### Instruction
Restate the entries word for word, omitting nothing.

### Supplied data
────────────────
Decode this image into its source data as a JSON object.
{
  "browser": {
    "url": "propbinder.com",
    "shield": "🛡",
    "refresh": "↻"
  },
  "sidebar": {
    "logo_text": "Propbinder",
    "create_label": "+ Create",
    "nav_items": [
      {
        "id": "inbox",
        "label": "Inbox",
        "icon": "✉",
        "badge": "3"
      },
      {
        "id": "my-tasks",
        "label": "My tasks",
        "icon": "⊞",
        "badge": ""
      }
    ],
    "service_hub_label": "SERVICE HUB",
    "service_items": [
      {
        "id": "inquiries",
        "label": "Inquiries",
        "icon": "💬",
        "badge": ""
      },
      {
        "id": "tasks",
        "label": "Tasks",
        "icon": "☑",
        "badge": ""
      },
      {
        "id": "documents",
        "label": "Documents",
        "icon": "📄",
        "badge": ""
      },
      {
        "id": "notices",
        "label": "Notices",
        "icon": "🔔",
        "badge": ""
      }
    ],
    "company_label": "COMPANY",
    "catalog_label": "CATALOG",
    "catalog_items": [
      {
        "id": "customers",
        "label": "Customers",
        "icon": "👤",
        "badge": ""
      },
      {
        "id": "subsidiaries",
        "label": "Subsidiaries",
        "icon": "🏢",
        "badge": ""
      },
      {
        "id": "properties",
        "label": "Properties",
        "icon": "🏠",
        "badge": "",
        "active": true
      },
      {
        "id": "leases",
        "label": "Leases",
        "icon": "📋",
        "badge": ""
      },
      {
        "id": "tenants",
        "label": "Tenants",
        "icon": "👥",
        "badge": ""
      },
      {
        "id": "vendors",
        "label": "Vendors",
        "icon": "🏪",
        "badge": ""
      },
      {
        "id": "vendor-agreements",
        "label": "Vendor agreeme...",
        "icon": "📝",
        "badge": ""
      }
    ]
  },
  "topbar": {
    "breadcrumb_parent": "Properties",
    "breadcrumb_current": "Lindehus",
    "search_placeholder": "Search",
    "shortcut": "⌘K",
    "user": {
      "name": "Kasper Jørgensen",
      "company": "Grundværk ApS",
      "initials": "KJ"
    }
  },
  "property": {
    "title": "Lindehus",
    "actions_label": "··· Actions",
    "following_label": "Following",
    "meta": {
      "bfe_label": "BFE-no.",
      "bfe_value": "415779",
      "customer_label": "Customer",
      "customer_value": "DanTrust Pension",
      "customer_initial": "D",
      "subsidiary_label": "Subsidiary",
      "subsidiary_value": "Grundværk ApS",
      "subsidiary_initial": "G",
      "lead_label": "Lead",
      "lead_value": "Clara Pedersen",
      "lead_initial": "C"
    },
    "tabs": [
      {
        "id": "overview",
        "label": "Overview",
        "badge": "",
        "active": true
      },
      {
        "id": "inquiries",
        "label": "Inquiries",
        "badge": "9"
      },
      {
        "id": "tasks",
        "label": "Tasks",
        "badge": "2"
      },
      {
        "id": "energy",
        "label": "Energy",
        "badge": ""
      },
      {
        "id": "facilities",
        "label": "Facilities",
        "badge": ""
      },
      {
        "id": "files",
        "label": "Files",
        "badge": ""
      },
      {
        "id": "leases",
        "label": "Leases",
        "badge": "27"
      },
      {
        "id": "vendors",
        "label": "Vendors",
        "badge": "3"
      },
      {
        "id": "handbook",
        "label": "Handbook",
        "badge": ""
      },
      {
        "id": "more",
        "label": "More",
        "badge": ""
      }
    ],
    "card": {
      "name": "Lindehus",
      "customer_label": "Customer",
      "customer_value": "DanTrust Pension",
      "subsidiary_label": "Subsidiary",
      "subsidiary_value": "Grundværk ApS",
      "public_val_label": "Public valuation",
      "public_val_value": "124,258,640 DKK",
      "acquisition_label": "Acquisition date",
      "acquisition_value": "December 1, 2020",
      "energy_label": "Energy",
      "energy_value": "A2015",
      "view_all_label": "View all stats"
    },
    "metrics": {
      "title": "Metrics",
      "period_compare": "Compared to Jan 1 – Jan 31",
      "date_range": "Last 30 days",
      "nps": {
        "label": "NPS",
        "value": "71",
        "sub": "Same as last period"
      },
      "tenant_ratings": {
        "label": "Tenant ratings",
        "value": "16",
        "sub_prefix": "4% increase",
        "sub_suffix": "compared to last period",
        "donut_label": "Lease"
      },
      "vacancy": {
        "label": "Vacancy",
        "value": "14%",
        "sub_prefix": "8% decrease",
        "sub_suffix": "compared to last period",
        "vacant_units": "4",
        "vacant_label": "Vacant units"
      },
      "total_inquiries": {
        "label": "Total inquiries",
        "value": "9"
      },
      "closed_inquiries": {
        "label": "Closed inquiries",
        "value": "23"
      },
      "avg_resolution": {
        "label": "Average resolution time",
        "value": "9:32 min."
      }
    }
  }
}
────────────────
### Result
Decode this image into its source data as a JSON object.
{
  "browser": {
    "url": "propbinder.com",
    "shield": "🛡",
    "refresh": "↻"
  },
  "sidebar": {
    "logo_text": "Propbinder",
    "create_label": "+ Create",
    "nav_items": [
      {
        "id": "inbox",
        "label": "Inbox",
        "icon": "✉",
        "badge": "3"
      },
      {
        "id": "my-tasks",
        "label": "My tasks",
        "icon": "⊞",
        "badge": ""
      }
    ],
    "service_hub_label": "SERVICE HUB",
    "service_items": [
      {
        "id": "inquiries",
        "label": "Inquiries",
        "icon": "💬",
        "badge": ""
      },
      {
        "id": "tasks",
        "label": "Tasks",
        "icon": "☑",
        "badge": ""
      },
      {
        "id": "documents",
        "label": "Documents",
        "icon": "📄",
        "badge": ""
      },
      {
        "id": "notices",
        "label": "Notices",
        "icon": "🔔",
        "badge": ""
      }
    ],
    "company_label": "COMPANY",
    "catalog_label": "CATALOG",
    "catalog_items": [
      {
        "id": "customers",
        "label": "Customers",
        "icon": "👤",
        "badge": ""
      },
      {
        "id": "subsidiaries",
        "label": "Subsidiaries",
        "icon": "🏢",
        "badge": ""
      },
      {
        "id": "properties",
        "label": "Properties",
        "icon": "🏠",
        "badge": "",
        "active": true
      },
      {
        "id": "leases",
        "label": "Leases",
        "icon": "📋",
        "badge": ""
      },
      {
        "id": "tenants",
        "label": "Tenants",
        "icon": "👥",
        "badge": ""
      },
      {
        "id": "vendors",
        "label": "Vendors",
        "icon": "🏪",
        "badge": ""
      },
      {
        "id": "vendor-agreements",
        "label": "Vendor agreeme...",
        "icon": "📝",
        "badge": ""
      }
    ]
  },
  "topbar": {
    "breadcrumb_parent": "Properties",
    "breadcrumb_current": "Lindehus",
    "search_placeholder": "Search",
    "shortcut": "⌘K",
    "user": {
      "name": "Kasper Jørgensen",
      "company": "Grundværk ApS",
      "initials": "KJ"
    }
  },
  "property": {
    "title": "Lindehus",
    "actions_label": "··· Actions",
    "following_label": "Following",
    "meta": {
      "bfe_label": "BFE-no.",
      "bfe_value": "415779",
      "customer_label": "Customer",
      "customer_value": "DanTrust Pension",
      "customer_initial": "D",
      "subsidiary_label": "Subsidiary",
      "subsidiary_value": "Grundværk ApS",
      "subsidiary_initial": "G",
      "lead_label": "Lead",
      "lead_value": "Clara Pedersen",
      "lead_initial": "C"
    },
    "tabs": [
      {
        "id": "overview",
        "label": "Overview",
        "badge": "",
        "active": true
      },
      {
        "id": "inquiries",
        "label": "Inquiries",
        "badge": "9"
      },
      {
        "id": "tasks",
        "label": "Tasks",
        "badge": "2"
      },
      {
        "id": "energy",
        "label": "Energy",
        "badge": ""
      },
      {
        "id": "facilities",
        "label": "Facilities",
        "badge": ""
      },
      {
        "id": "files",
        "label": "Files",
        "badge": ""
      },
      {
        "id": "leases",
        "label": "Leases",
        "badge": "27"
      },
      {
        "id": "vendors",
        "label": "Vendors",
        "badge": "3"
      },
      {
        "id": "handbook",
        "label": "Handbook",
        "badge": ""
      },
      {
        "id": "more",
        "label": "More",
        "badge": ""
      }
    ],
    "card": {
      "name": "Lindehus",
      "customer_label": "Customer",
      "customer_value": "DanTrust Pension",
      "subsidiary_label": "Subsidiary",
      "subsidiary_value": "Grundværk ApS",
      "public_val_label": "Public valuation",
      "public_val_value": "124,258,640 DKK",
      "acquisition_label": "Acquisition date",
      "acquisition_value": "December 1, 2020",
      "energy_label": "Energy",
      "energy_value": "A2015",
      "view_all_label": "View all stats"
    },
    "metrics": {
      "title": "Metrics",
      "period_compare": "Compared to Jan 1 – Jan 31",
      "date_range": "Last 30 days",
      "nps": {
        "label": "NPS",
        "value": "71",
        "sub": "Same as last period"
      },
      "tenant_ratings": {
        "label": "Tenant ratings",
        "value": "16",
        "sub_prefix": "4% increase",
        "sub_suffix": "compared to last period",
        "donut_label": "Lease"
      },
      "vacancy": {
        "label": "Vacancy",
        "value": "14%",
        "sub_prefix": "8% decrease",
        "sub_suffix": "compared to last period",
        "vacant_units": "4",
        "vacant_label": "Vacant units"
      },
      "total_inquiries": {
        "label": "Total inquiries",
        "value": "9"
      },
      "closed_inquiries": {
        "label": "Closed inquiries",
        "value": "23"
      },
      "avg_resolution": {
        "label": "Average resolution time",
        "value": "9:32 min."
      }
    }
  }
}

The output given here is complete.